* **SELECTION**:
>>>

Bridei son of Maelchon (died c. 586) was King of the Picts from 554 to 584. Sources are vague or contradictory regarding him, but it is believed that his court was near Loch Ness and that he may have been a Christian. Several contemporaries also claimed the title "King of the Picts". He died in the mid-580s, possibly in battle, and was succeeded by Gartnait son of Domelch.

== Historical sources ==
Bridei son of Maelchon was King of the Picts until his death around A.D. 584–586. Other forms of his name include Brude son of Melcho and, in Irish sources, Bruide son of Maelchú and Bruidhe son of Maelchon. He was first mentioned in the Irish annals from 558 to 560, where the Annals of Ulster report "the migration before Máelchú's son, King Bruide". An earlier entry, reporting the death of "Bruide son of Máelchú" in the Annals of Ulster for 505 is presumed to be an error. The Ulster annalist does not say who fled, but the later Annals of Tigernach refers to "the flight of the Scots before Bruide son of Máelchú" in 558. This uncertainty has provoked considerable speculation; in one version the Annals of Ulster is said to associate this with the death of Gabrán mac Domangairt.

== Personal life ==
Bridei is suggested to have been the son of Maelgwn Gwynedd by John Morris in his The Age of Arthur, where he is referred to in passing as "... Bridei, son of Maelgwn, the mighty king of north Wales, ...". Though the book has been a commercial success, it is disparaged by historians as an unreliable source of "misleading and misguided" information.

Bridei's death was reported in the 580s, perhaps in battle against Pictish rivals in Circinn, an area thought to correspond with the Mearns. The lists of kings in the Pictish Chronicle agree that Bridei was followed by Gartnait son of Domelch (Garnait II).

== Political life ==
Bridei appears in Adomnán's Life of Saint Columba as a contemporary and as one of the chief kings in Scotland. Adomnán's account of Bridei is problematic as it does not mention whether Bridei was already a Christian, and if not, whether Columba converted him. The archaeological discoveries at Portmahomack, showing that there was a monastic community there from around 550, provide some support for the idea that Bridei was either already a Christian, at least in name, or was converted by Columba.

<<<

* **DATA SHOWN**:
>>>

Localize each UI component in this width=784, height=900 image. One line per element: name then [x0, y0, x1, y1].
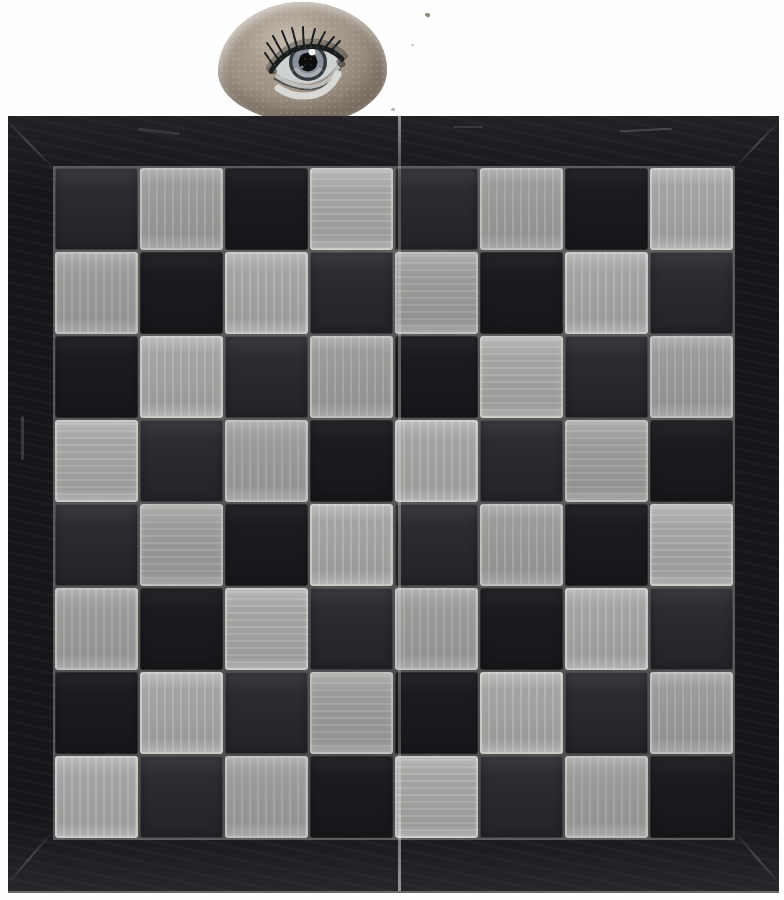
square-a1: [55, 756, 138, 838]
square-e6: [395, 336, 478, 418]
square-f2: [480, 672, 563, 754]
square-b7: [140, 252, 223, 334]
frame-paint-scuff: [138, 127, 180, 135]
square-f4: [480, 504, 563, 586]
square-b6: [140, 336, 223, 418]
square-e1: [395, 756, 478, 838]
square-d8: [310, 168, 393, 250]
square-e8: [395, 168, 478, 250]
square-h1: [650, 756, 733, 838]
square-b5: [140, 420, 223, 502]
square-d6: [310, 336, 393, 418]
square-g1: [565, 756, 648, 838]
square-a7: [55, 252, 138, 334]
square-f6: [480, 336, 563, 418]
square-c7: [225, 252, 308, 334]
square-g7: [565, 252, 648, 334]
canvas-seam: [398, 116, 401, 891]
eye-upper-lid: [271, 47, 342, 72]
square-h5: [650, 420, 733, 502]
square-g5: [565, 420, 648, 502]
square-h6: [650, 336, 733, 418]
square-a3: [55, 588, 138, 670]
eye-outer-corner: [335, 57, 347, 68]
square-f7: [480, 252, 563, 334]
frame-miter-top-left: [5, 118, 56, 171]
square-e5: [395, 420, 478, 502]
board-grid: [55, 168, 733, 838]
frame-paint-scuff: [453, 126, 483, 128]
square-h7: [650, 252, 733, 334]
square-d5: [310, 420, 393, 502]
frame-miter-bottom-left: [4, 830, 54, 887]
square-d2: [310, 672, 393, 754]
eye-iris-rim: [289, 43, 327, 81]
dust-speck: [391, 108, 395, 111]
eye-iris: [293, 47, 324, 78]
square-c4: [225, 504, 308, 586]
square-b1: [140, 756, 223, 838]
square-b8: [140, 168, 223, 250]
eye-iris-light-arc: [295, 68, 321, 76]
square-b2: [140, 672, 223, 754]
square-a5: [55, 420, 138, 502]
frame-miter-top-right: [734, 118, 783, 168]
dust-speck: [424, 12, 430, 17]
eye-stone: [218, 2, 387, 123]
eye-socket-shadow: [270, 43, 344, 68]
eye-lower-lid-silver: [276, 66, 339, 87]
frame-paint-scuff: [620, 128, 672, 133]
eye-inner-corner: [269, 68, 277, 74]
square-f1: [480, 756, 563, 838]
square-a4: [55, 504, 138, 586]
square-g2: [565, 672, 648, 754]
square-c6: [225, 336, 308, 418]
square-g4: [565, 504, 648, 586]
square-c2: [225, 672, 308, 754]
eye-lower-lid-line: [274, 66, 341, 89]
square-a6: [55, 336, 138, 418]
frame-paint-scuff: [21, 416, 24, 460]
square-f3: [480, 588, 563, 670]
square-d7: [310, 252, 393, 334]
square-e7: [395, 252, 478, 334]
square-f8: [480, 168, 563, 250]
square-e4: [395, 504, 478, 586]
painting-canvas: [8, 116, 779, 893]
square-a8: [55, 168, 138, 250]
square-g6: [565, 336, 648, 418]
square-h8: [650, 168, 733, 250]
square-b4: [140, 504, 223, 586]
eye-glint: [300, 65, 303, 68]
square-c5: [225, 420, 308, 502]
square-d3: [310, 588, 393, 670]
square-c1: [225, 756, 308, 838]
frame-miter-bottom-right: [734, 831, 783, 887]
square-g3: [565, 588, 648, 670]
square-e2: [395, 672, 478, 754]
square-b3: [140, 588, 223, 670]
eye-lower-light-band: [278, 74, 338, 96]
eye-highlight: [309, 49, 316, 56]
square-c3: [225, 588, 308, 670]
square-h2: [650, 672, 733, 754]
artwork-scene: [0, 0, 784, 900]
square-c8: [225, 168, 308, 250]
dust-speck: [411, 44, 414, 46]
eye-pupil: [299, 53, 318, 72]
eye-icon: [264, 26, 350, 104]
eye-sclera: [273, 48, 340, 85]
square-f5: [480, 420, 563, 502]
square-h4: [650, 504, 733, 586]
square-g8: [565, 168, 648, 250]
square-d4: [310, 504, 393, 586]
square-h3: [650, 588, 733, 670]
square-e3: [395, 588, 478, 670]
eye-lashes: [265, 27, 340, 66]
square-a2: [55, 672, 138, 754]
square-d1: [310, 756, 393, 838]
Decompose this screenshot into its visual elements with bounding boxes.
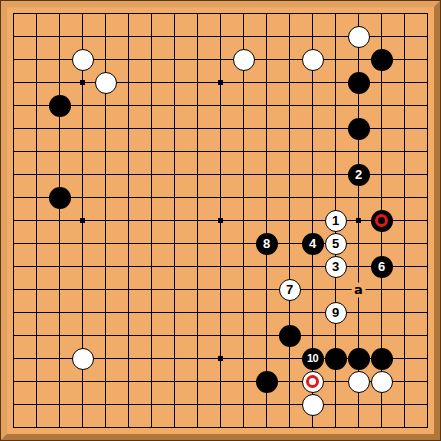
board-intersection: 6 bbox=[370, 255, 393, 278]
board-intersection bbox=[117, 94, 140, 117]
board-intersection bbox=[324, 370, 347, 393]
board-intersection bbox=[94, 140, 117, 163]
board-intersection bbox=[140, 48, 163, 71]
board-intersection bbox=[232, 163, 255, 186]
board-intersection bbox=[416, 393, 439, 416]
board-intersection bbox=[370, 163, 393, 186]
board-intersection bbox=[25, 255, 48, 278]
board-intersection bbox=[94, 48, 117, 71]
board-intersection bbox=[301, 255, 324, 278]
black-stone bbox=[49, 187, 71, 209]
white-stone bbox=[348, 26, 370, 48]
board-intersection bbox=[48, 232, 71, 255]
board-intersection bbox=[186, 2, 209, 25]
board-intersection bbox=[255, 370, 278, 393]
board-intersection bbox=[140, 209, 163, 232]
board-intersection bbox=[2, 140, 25, 163]
board-intersection bbox=[393, 117, 416, 140]
board-intersection bbox=[347, 71, 370, 94]
board-intersection bbox=[94, 117, 117, 140]
move-number: 5 bbox=[332, 237, 339, 250]
board-intersection bbox=[48, 416, 71, 439]
board-intersection bbox=[301, 25, 324, 48]
board-intersection bbox=[347, 255, 370, 278]
board-intersection bbox=[25, 324, 48, 347]
board-intersection bbox=[163, 232, 186, 255]
board-intersection bbox=[209, 416, 232, 439]
go-board: 21845367a910 bbox=[0, 0, 441, 441]
board-intersection bbox=[163, 209, 186, 232]
board-intersection bbox=[209, 71, 232, 94]
white-stone bbox=[72, 348, 94, 370]
board-intersection bbox=[209, 232, 232, 255]
move-number: 3 bbox=[332, 260, 339, 273]
board-intersection: 10 bbox=[301, 347, 324, 370]
board-intersection bbox=[94, 278, 117, 301]
board-intersection bbox=[416, 94, 439, 117]
board-intersection bbox=[301, 209, 324, 232]
board-intersection bbox=[416, 324, 439, 347]
board-intersection bbox=[25, 48, 48, 71]
board-intersection bbox=[25, 416, 48, 439]
board-intersection bbox=[209, 2, 232, 25]
board-intersection bbox=[186, 416, 209, 439]
board-intersection bbox=[370, 186, 393, 209]
move-number: 8 bbox=[263, 237, 270, 250]
board-intersection bbox=[48, 117, 71, 140]
black-stone-move-8: 8 bbox=[256, 233, 278, 255]
move-number: 1 bbox=[332, 214, 339, 227]
board-intersection bbox=[324, 94, 347, 117]
board-intersection bbox=[186, 163, 209, 186]
board-intersection bbox=[186, 117, 209, 140]
board-intersection bbox=[393, 347, 416, 370]
board-intersection bbox=[117, 117, 140, 140]
board-intersection bbox=[71, 94, 94, 117]
board-intersection bbox=[48, 278, 71, 301]
board-intersection bbox=[186, 209, 209, 232]
board-intersection bbox=[324, 186, 347, 209]
black-stone-move-6: 6 bbox=[371, 256, 393, 278]
board-intersection bbox=[163, 25, 186, 48]
board-intersection bbox=[232, 232, 255, 255]
board-intersection bbox=[48, 48, 71, 71]
point-label-a: a bbox=[351, 282, 366, 297]
board-intersection bbox=[25, 370, 48, 393]
board-intersection bbox=[278, 140, 301, 163]
black-stone bbox=[348, 118, 370, 140]
board-intersection bbox=[140, 117, 163, 140]
board-intersection bbox=[94, 94, 117, 117]
board-intersection bbox=[117, 347, 140, 370]
star-point bbox=[218, 218, 223, 223]
board-intersection bbox=[324, 347, 347, 370]
black-stone-marked bbox=[371, 210, 393, 232]
board-intersection bbox=[25, 2, 48, 25]
board-intersection bbox=[186, 301, 209, 324]
board-intersection bbox=[232, 71, 255, 94]
board-intersection: 9 bbox=[324, 301, 347, 324]
board-intersection bbox=[278, 117, 301, 140]
board-intersection bbox=[186, 278, 209, 301]
board-intersection bbox=[416, 209, 439, 232]
board-intersection bbox=[209, 94, 232, 117]
white-stone-move-9: 9 bbox=[325, 302, 347, 324]
board-intersection bbox=[71, 347, 94, 370]
board-intersection bbox=[347, 209, 370, 232]
board-intersection bbox=[324, 163, 347, 186]
board-intersection bbox=[94, 393, 117, 416]
board-intersection bbox=[278, 48, 301, 71]
board-intersection bbox=[370, 209, 393, 232]
white-stone-move-3: 3 bbox=[325, 256, 347, 278]
board-intersection bbox=[301, 163, 324, 186]
white-stone-marked bbox=[302, 371, 324, 393]
board-intersection bbox=[94, 232, 117, 255]
board-intersection bbox=[209, 255, 232, 278]
board-intersection bbox=[94, 416, 117, 439]
board-intersection bbox=[71, 140, 94, 163]
board-intersection bbox=[255, 117, 278, 140]
move-number: 7 bbox=[286, 283, 293, 296]
board-intersection bbox=[117, 2, 140, 25]
board-intersection bbox=[140, 347, 163, 370]
board-intersection bbox=[163, 94, 186, 117]
board-intersection bbox=[117, 370, 140, 393]
move-number: 9 bbox=[332, 306, 339, 319]
board-intersection bbox=[140, 278, 163, 301]
board-intersection bbox=[278, 416, 301, 439]
board-intersection bbox=[140, 370, 163, 393]
board-intersection bbox=[232, 117, 255, 140]
board-intersection bbox=[416, 48, 439, 71]
board-intersection bbox=[301, 117, 324, 140]
circle-mark bbox=[375, 214, 388, 227]
board-intersection bbox=[163, 370, 186, 393]
board-intersection bbox=[2, 370, 25, 393]
board-intersection: 1 bbox=[324, 209, 347, 232]
board-intersection bbox=[163, 71, 186, 94]
board-intersection bbox=[347, 232, 370, 255]
board-intersection bbox=[301, 94, 324, 117]
board-intersection bbox=[163, 2, 186, 25]
board-intersection bbox=[255, 324, 278, 347]
board-intersection bbox=[71, 393, 94, 416]
board-intersection bbox=[416, 140, 439, 163]
board-intersection bbox=[393, 163, 416, 186]
star-point bbox=[218, 356, 223, 361]
board-intersection bbox=[393, 186, 416, 209]
board-intersection bbox=[2, 186, 25, 209]
board-intersection bbox=[347, 48, 370, 71]
board-intersection bbox=[393, 25, 416, 48]
board-intersection bbox=[370, 370, 393, 393]
board-intersection bbox=[71, 186, 94, 209]
board-intersection: 5 bbox=[324, 232, 347, 255]
board-intersection bbox=[163, 255, 186, 278]
board-intersection bbox=[209, 370, 232, 393]
board-intersection bbox=[370, 347, 393, 370]
board-intersection bbox=[140, 301, 163, 324]
board-intersection bbox=[278, 255, 301, 278]
move-number: 4 bbox=[309, 237, 316, 250]
board-intersection bbox=[324, 416, 347, 439]
black-stone bbox=[371, 348, 393, 370]
board-intersection bbox=[232, 48, 255, 71]
board-intersection bbox=[232, 209, 255, 232]
board-intersection bbox=[209, 301, 232, 324]
star-point bbox=[80, 80, 85, 85]
board-intersection bbox=[393, 71, 416, 94]
board-intersection bbox=[232, 94, 255, 117]
board-intersection bbox=[278, 301, 301, 324]
board-intersection bbox=[278, 71, 301, 94]
board-intersection bbox=[393, 209, 416, 232]
board-intersection bbox=[117, 71, 140, 94]
board-intersection bbox=[324, 278, 347, 301]
board-intersection bbox=[117, 324, 140, 347]
board-intersection bbox=[393, 232, 416, 255]
board-intersection bbox=[2, 71, 25, 94]
board-intersection bbox=[232, 2, 255, 25]
move-number: 2 bbox=[355, 168, 362, 181]
board-intersection bbox=[232, 25, 255, 48]
board-intersection bbox=[140, 2, 163, 25]
board-intersection bbox=[140, 255, 163, 278]
black-stone bbox=[49, 95, 71, 117]
board-intersection bbox=[117, 140, 140, 163]
board-intersection bbox=[94, 255, 117, 278]
board-intersection bbox=[393, 94, 416, 117]
board-intersection bbox=[117, 48, 140, 71]
board-intersection bbox=[393, 48, 416, 71]
board-intersection: 4 bbox=[301, 232, 324, 255]
board-intersection bbox=[209, 393, 232, 416]
board-intersection bbox=[416, 117, 439, 140]
black-stone bbox=[348, 72, 370, 94]
board-intersection bbox=[25, 347, 48, 370]
board-intersection bbox=[416, 370, 439, 393]
board-intersection bbox=[278, 94, 301, 117]
board-intersection bbox=[255, 416, 278, 439]
board-intersection bbox=[48, 209, 71, 232]
board-intersection bbox=[2, 416, 25, 439]
board-intersection bbox=[186, 393, 209, 416]
board-intersection bbox=[255, 94, 278, 117]
board-intersection bbox=[232, 416, 255, 439]
board-intersection bbox=[25, 186, 48, 209]
board-intersection bbox=[140, 25, 163, 48]
board-intersection bbox=[71, 209, 94, 232]
board-intersection bbox=[186, 324, 209, 347]
board-intersection bbox=[278, 25, 301, 48]
board-intersection bbox=[278, 163, 301, 186]
board-intersection bbox=[25, 209, 48, 232]
board-intersection bbox=[301, 324, 324, 347]
board-intersection bbox=[209, 117, 232, 140]
board-intersection bbox=[25, 117, 48, 140]
board-intersection bbox=[163, 117, 186, 140]
board-intersection bbox=[163, 324, 186, 347]
circle-mark bbox=[306, 375, 319, 388]
board-intersection bbox=[347, 393, 370, 416]
board-intersection bbox=[324, 25, 347, 48]
star-point bbox=[218, 80, 223, 85]
board-intersection bbox=[301, 48, 324, 71]
white-stone-move-5: 5 bbox=[325, 233, 347, 255]
board-intersection bbox=[71, 255, 94, 278]
board-intersection bbox=[347, 140, 370, 163]
board-intersection bbox=[370, 25, 393, 48]
board-intersection bbox=[186, 71, 209, 94]
board-intersection bbox=[140, 186, 163, 209]
black-stone bbox=[325, 348, 347, 370]
board-intersection bbox=[278, 370, 301, 393]
board-intersection bbox=[71, 25, 94, 48]
board-intersection bbox=[370, 94, 393, 117]
board-intersection bbox=[117, 255, 140, 278]
board-intersection bbox=[278, 324, 301, 347]
board-intersection bbox=[255, 209, 278, 232]
board-intersection bbox=[324, 71, 347, 94]
board-intersection bbox=[370, 416, 393, 439]
board-intersection bbox=[186, 48, 209, 71]
board-intersection: 7 bbox=[278, 278, 301, 301]
board-intersection bbox=[347, 324, 370, 347]
board-intersection bbox=[347, 370, 370, 393]
board-intersection bbox=[163, 416, 186, 439]
board-intersection bbox=[2, 324, 25, 347]
board-intersection: 2 bbox=[347, 163, 370, 186]
board-intersection bbox=[94, 186, 117, 209]
board-intersection bbox=[186, 232, 209, 255]
board-intersection bbox=[186, 186, 209, 209]
board-intersection bbox=[140, 324, 163, 347]
white-stone bbox=[302, 394, 324, 416]
board-intersection bbox=[393, 370, 416, 393]
board-intersection bbox=[324, 2, 347, 25]
board-intersection: a bbox=[347, 278, 370, 301]
board-intersection bbox=[48, 347, 71, 370]
board-intersection bbox=[117, 278, 140, 301]
board-intersection bbox=[2, 209, 25, 232]
board-intersection bbox=[71, 117, 94, 140]
board-intersection bbox=[255, 163, 278, 186]
board-intersection bbox=[117, 393, 140, 416]
board-intersection bbox=[2, 255, 25, 278]
board-intersection bbox=[370, 140, 393, 163]
board-intersection bbox=[25, 71, 48, 94]
board-intersection bbox=[140, 393, 163, 416]
board-intersection bbox=[255, 301, 278, 324]
star-point bbox=[80, 218, 85, 223]
board-intersection bbox=[48, 301, 71, 324]
board-intersection bbox=[301, 370, 324, 393]
board-intersection bbox=[301, 393, 324, 416]
board-intersection bbox=[416, 25, 439, 48]
board-intersection bbox=[370, 324, 393, 347]
board-intersection bbox=[25, 94, 48, 117]
board-intersection bbox=[416, 71, 439, 94]
board-intersection bbox=[71, 370, 94, 393]
board-intersection bbox=[416, 232, 439, 255]
board-intersection bbox=[186, 140, 209, 163]
board-intersection bbox=[117, 301, 140, 324]
board-intersection bbox=[278, 232, 301, 255]
board-intersection bbox=[416, 301, 439, 324]
board-intersection: 3 bbox=[324, 255, 347, 278]
board-intersection bbox=[25, 393, 48, 416]
board-intersection bbox=[393, 278, 416, 301]
board-intersection bbox=[94, 347, 117, 370]
board-intersection bbox=[232, 255, 255, 278]
board-intersection bbox=[278, 393, 301, 416]
board-intersection bbox=[232, 301, 255, 324]
board-intersection bbox=[278, 347, 301, 370]
board-intersection bbox=[370, 301, 393, 324]
board-intersection bbox=[186, 347, 209, 370]
black-stone bbox=[348, 348, 370, 370]
board-intersection bbox=[163, 163, 186, 186]
board-intersection bbox=[255, 71, 278, 94]
board-intersection bbox=[232, 278, 255, 301]
board-intersection bbox=[278, 209, 301, 232]
board-intersection bbox=[255, 25, 278, 48]
board-intersection bbox=[2, 2, 25, 25]
board-intersection bbox=[301, 71, 324, 94]
board-intersection bbox=[71, 2, 94, 25]
white-stone bbox=[233, 49, 255, 71]
board-intersection bbox=[209, 163, 232, 186]
board-intersection bbox=[209, 209, 232, 232]
board-intersection bbox=[324, 48, 347, 71]
board-intersection bbox=[25, 301, 48, 324]
board-intersection bbox=[48, 163, 71, 186]
board-intersection bbox=[278, 186, 301, 209]
board-intersection bbox=[209, 48, 232, 71]
board-intersection bbox=[301, 140, 324, 163]
board-intersection bbox=[25, 163, 48, 186]
black-stone bbox=[371, 49, 393, 71]
board-intersection bbox=[255, 347, 278, 370]
board-intersection bbox=[347, 94, 370, 117]
board-intersection bbox=[416, 347, 439, 370]
board-intersection bbox=[117, 186, 140, 209]
board-intersection bbox=[117, 209, 140, 232]
move-number: 6 bbox=[378, 260, 385, 273]
board-intersection bbox=[94, 71, 117, 94]
board-intersection bbox=[25, 25, 48, 48]
board-intersection bbox=[2, 117, 25, 140]
board-intersection bbox=[94, 301, 117, 324]
board-intersection bbox=[117, 416, 140, 439]
white-stone bbox=[302, 49, 324, 71]
board-intersection bbox=[347, 25, 370, 48]
board-intersection bbox=[186, 255, 209, 278]
board-intersection bbox=[25, 140, 48, 163]
board-intersection bbox=[301, 416, 324, 439]
board-intersection bbox=[370, 48, 393, 71]
board-intersection bbox=[370, 232, 393, 255]
board-intersection bbox=[163, 278, 186, 301]
black-stone bbox=[256, 371, 278, 393]
board-intersection bbox=[278, 2, 301, 25]
board-intersection bbox=[370, 71, 393, 94]
board-intersection bbox=[393, 301, 416, 324]
board-intersection bbox=[94, 25, 117, 48]
board-intersection bbox=[416, 163, 439, 186]
board-intersection bbox=[25, 232, 48, 255]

<<<

* **WRITTEN INSTRUCTION 1**: In the article on Bridei, where is his court believed to have been located?
* **WRITTEN INSTRUCTION 2**: Extend the article on Bridei, picking up after its final sentence.
The entries are separate material, unrelated to the article on Bridei.

* **EXPECTED OUTPUT 1**: Near Loch Ness.

* **EXPECTED OUTPUT 2**:
Bridei was not the only "king of the Picts" during his lifetime. The death of Galam Cennalath — called "Cennalath, king of the Picts" — is recorded in 580 in the Annals of Ulster, four years before Bridei's death. In addition, Adomnán mentions the presence of the "under-king of Orkney" at Bridei's court. The Annals of Ulster report two expeditions to Orkney during Bridei's reign, in 580 and 581.

The location of the court of Bridei's kingdom is not certain. Adomnán's account states that after leaving the royal court, Columba came to the River Ness and that the court was located atop a steep rock. Accordingly, it has been suggested that Bridei's chief residence was at Craig Phadrig, which is to the west of the modern city of Inverness and overlooks the Beauly Firth. Excavation at Craig Phadrig has shown that its ramparts were in a poor state of repair during Bridei's time, however, and it is, therefore, unlikely to have been a royal fortress during the period. Bridei's kingdom may also have corresponded with what would later become Fortriu.

== Popular culture ==
Juliet Marillier's trilogy The Bridei Chronicles is written as a combination of history, fiction, and informed guesswork regarding this king's rise to power and rule. Her novels also describe events in the life of Bridei III.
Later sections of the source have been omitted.